— START OF MATERIAL —
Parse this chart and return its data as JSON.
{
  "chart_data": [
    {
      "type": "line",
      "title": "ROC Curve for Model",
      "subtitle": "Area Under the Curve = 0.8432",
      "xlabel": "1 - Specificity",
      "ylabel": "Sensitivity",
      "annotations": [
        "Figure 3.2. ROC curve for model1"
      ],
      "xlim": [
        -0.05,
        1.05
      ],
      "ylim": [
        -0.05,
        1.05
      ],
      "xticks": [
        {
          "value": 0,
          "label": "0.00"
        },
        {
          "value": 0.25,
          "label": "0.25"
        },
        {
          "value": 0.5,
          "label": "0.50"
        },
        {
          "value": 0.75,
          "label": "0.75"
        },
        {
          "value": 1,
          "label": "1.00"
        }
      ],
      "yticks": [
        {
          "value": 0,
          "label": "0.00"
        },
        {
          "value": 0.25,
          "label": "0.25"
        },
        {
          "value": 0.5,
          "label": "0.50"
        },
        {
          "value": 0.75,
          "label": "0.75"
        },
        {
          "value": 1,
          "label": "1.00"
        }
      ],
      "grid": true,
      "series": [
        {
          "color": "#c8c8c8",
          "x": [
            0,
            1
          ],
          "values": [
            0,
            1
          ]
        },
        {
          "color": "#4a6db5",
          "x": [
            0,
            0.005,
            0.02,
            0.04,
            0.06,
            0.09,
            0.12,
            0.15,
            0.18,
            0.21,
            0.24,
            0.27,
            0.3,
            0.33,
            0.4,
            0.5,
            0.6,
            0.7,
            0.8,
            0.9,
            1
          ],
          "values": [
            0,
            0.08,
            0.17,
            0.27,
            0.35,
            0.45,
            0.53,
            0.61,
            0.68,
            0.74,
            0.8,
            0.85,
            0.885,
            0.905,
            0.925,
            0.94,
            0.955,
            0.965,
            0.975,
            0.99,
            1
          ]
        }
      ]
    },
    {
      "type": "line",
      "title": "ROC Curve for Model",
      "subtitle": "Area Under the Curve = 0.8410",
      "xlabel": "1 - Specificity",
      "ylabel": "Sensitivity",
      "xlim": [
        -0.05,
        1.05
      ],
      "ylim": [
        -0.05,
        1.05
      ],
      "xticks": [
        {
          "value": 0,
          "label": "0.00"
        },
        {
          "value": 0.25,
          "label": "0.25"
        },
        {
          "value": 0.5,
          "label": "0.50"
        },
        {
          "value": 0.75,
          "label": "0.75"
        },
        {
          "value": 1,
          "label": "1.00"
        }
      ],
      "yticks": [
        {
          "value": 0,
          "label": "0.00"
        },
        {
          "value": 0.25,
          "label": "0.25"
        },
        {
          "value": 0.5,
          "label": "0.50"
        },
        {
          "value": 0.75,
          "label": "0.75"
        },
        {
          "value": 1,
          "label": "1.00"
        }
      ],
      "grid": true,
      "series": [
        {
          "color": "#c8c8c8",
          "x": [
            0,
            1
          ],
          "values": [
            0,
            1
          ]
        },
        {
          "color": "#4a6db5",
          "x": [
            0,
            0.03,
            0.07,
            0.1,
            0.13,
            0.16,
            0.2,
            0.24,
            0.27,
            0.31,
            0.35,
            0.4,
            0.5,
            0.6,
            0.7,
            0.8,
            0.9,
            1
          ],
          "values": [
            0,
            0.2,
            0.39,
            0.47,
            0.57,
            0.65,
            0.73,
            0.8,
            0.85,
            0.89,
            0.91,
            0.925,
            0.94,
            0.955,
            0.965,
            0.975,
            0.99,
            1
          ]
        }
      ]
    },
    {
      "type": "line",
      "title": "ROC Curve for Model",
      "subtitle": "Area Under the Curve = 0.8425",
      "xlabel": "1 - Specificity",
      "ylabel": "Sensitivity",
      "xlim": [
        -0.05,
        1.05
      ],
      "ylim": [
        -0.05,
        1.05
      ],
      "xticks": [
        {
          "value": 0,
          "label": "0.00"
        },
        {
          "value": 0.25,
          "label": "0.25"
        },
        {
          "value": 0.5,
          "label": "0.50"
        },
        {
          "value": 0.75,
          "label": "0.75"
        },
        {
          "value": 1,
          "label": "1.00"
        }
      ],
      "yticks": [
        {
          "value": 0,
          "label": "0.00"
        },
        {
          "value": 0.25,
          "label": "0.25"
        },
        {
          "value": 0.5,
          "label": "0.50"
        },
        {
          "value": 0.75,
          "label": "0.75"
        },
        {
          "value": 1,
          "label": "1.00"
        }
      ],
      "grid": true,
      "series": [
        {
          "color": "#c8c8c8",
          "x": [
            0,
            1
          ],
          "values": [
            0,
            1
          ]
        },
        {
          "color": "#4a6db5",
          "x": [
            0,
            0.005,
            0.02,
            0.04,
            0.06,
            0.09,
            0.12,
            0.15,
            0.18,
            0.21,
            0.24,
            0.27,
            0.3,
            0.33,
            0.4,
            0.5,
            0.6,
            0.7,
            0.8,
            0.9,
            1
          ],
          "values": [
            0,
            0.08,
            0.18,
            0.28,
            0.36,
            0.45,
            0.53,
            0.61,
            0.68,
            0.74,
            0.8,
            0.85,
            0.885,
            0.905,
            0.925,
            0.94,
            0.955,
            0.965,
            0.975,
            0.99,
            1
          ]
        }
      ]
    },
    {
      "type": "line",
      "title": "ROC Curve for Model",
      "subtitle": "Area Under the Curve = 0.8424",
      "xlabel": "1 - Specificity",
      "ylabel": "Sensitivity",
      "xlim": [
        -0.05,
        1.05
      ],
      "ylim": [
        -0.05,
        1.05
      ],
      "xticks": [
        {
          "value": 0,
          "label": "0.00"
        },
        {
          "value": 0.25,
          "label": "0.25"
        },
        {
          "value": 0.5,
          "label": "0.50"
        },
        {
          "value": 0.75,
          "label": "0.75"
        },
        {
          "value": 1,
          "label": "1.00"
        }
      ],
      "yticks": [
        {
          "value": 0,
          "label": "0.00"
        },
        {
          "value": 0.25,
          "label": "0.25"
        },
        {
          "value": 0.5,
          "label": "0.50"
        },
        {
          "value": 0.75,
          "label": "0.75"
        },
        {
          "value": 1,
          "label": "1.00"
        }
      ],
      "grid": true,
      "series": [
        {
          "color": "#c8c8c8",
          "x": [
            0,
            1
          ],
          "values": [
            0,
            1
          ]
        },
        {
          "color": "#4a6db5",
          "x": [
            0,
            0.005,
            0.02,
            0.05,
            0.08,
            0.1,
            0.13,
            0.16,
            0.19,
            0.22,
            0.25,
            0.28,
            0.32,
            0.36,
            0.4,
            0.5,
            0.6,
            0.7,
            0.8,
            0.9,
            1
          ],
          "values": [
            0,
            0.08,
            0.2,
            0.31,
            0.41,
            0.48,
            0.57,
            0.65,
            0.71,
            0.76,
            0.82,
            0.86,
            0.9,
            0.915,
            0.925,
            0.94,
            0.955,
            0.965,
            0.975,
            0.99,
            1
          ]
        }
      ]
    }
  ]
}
— END OF MATERIAL —
— START OF MATERIAL —
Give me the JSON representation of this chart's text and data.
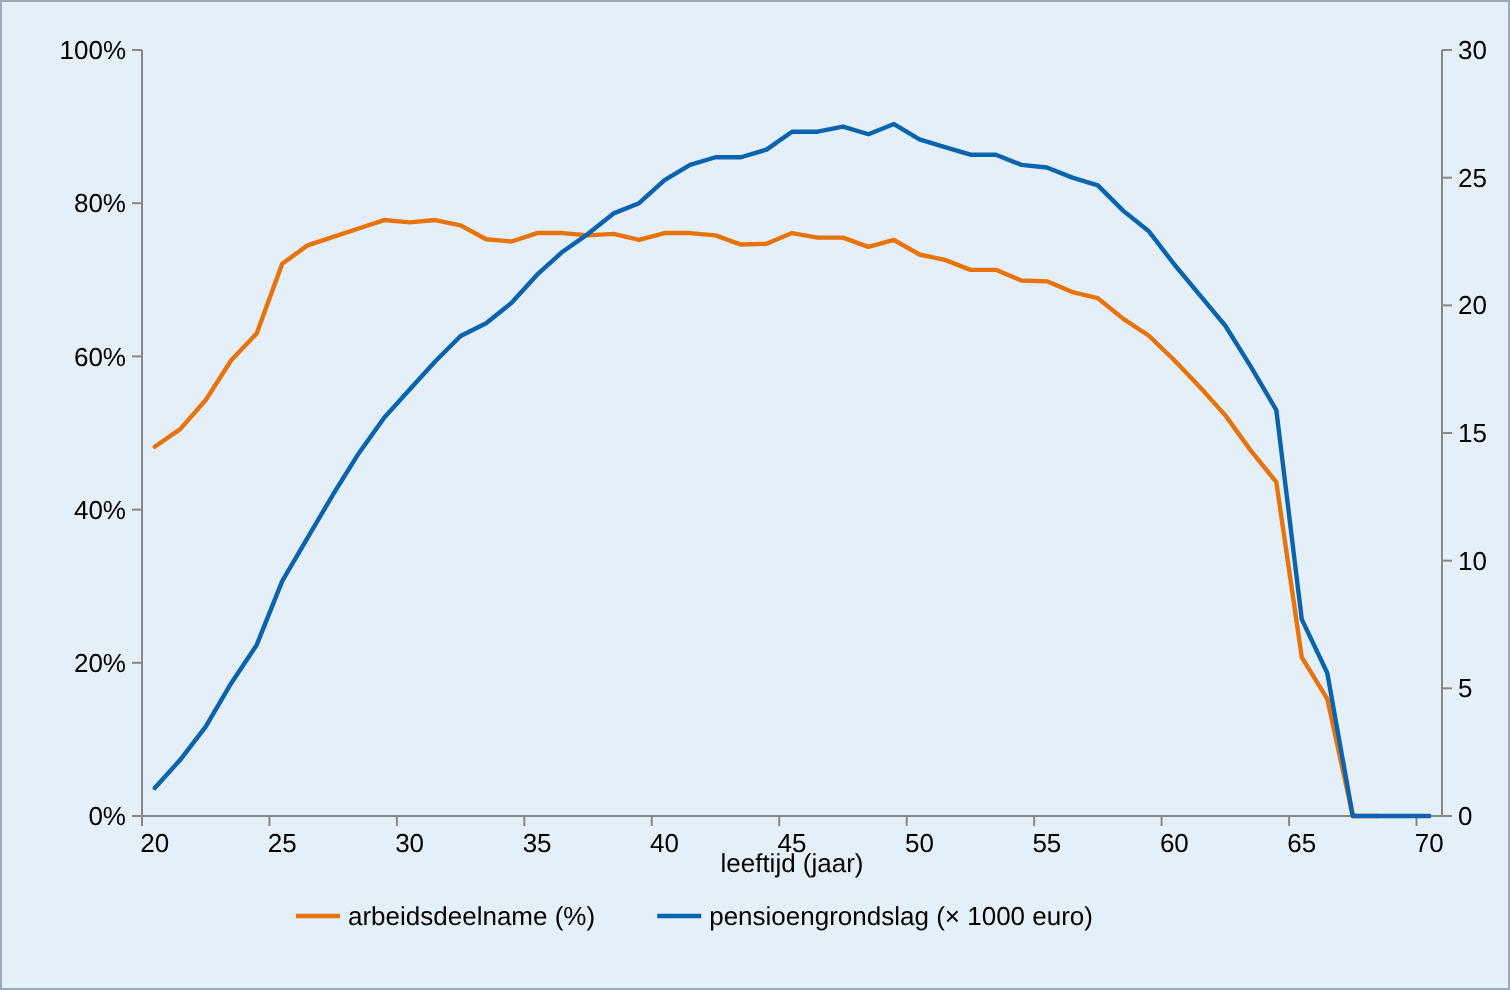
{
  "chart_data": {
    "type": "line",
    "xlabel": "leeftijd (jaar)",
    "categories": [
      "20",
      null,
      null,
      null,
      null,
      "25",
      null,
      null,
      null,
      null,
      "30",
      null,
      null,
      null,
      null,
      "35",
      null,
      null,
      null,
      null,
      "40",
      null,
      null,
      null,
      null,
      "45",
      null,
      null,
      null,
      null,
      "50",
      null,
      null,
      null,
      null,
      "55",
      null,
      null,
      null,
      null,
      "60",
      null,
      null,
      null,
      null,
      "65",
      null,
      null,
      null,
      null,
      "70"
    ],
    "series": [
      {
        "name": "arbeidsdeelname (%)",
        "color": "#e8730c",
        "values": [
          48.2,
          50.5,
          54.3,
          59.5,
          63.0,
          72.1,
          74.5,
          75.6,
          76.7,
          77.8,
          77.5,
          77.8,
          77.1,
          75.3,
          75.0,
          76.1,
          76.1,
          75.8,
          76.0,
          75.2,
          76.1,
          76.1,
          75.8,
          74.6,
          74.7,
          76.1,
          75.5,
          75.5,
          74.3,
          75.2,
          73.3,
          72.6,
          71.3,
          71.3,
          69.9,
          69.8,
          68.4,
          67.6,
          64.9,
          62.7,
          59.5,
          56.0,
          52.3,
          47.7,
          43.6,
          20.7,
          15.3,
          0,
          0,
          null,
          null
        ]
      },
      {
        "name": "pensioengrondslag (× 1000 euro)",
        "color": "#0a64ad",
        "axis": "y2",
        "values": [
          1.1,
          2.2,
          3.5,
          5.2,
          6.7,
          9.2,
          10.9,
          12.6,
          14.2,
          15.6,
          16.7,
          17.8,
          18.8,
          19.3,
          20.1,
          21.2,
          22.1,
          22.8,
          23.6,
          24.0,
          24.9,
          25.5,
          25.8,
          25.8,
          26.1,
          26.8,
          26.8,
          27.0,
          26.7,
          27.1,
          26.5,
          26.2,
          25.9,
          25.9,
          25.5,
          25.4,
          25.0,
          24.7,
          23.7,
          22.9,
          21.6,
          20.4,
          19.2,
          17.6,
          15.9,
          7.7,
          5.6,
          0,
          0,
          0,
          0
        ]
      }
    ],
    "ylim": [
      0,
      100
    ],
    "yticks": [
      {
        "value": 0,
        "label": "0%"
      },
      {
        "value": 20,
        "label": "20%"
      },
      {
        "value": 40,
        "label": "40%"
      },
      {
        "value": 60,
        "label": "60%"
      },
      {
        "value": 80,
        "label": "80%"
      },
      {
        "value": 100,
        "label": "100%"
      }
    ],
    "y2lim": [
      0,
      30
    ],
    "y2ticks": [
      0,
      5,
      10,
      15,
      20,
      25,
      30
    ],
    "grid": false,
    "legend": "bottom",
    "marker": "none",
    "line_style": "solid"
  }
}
— END OF MATERIAL —
— START OF MATERIAL —
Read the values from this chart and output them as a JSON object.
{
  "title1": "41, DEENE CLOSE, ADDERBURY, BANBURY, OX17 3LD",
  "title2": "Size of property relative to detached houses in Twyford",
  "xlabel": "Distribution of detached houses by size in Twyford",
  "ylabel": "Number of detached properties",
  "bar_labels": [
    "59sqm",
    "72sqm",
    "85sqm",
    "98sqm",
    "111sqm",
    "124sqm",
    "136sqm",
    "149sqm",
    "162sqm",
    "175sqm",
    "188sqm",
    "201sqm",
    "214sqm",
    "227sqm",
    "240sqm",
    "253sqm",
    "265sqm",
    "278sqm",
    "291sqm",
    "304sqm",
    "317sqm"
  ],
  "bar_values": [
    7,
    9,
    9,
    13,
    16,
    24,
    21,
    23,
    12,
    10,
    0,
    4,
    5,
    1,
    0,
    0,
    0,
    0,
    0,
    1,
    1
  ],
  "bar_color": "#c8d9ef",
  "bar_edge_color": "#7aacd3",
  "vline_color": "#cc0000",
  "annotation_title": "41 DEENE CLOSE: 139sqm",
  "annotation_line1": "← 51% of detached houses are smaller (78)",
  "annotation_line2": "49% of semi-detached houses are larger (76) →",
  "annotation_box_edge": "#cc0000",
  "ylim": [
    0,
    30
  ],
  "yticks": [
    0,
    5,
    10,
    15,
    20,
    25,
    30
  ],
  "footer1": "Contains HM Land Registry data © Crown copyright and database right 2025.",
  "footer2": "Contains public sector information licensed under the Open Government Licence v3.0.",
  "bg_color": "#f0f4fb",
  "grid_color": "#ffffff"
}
— END OF MATERIAL —
## TASK DIRECTIONS
From the listing above, pick out every line containing "this".

## CORRECT ANSWER
Parse this chart and return its data as JSON.
Give me the JSON representation of this chart's text and data.
Read the values from this chart and output them as a JSON object.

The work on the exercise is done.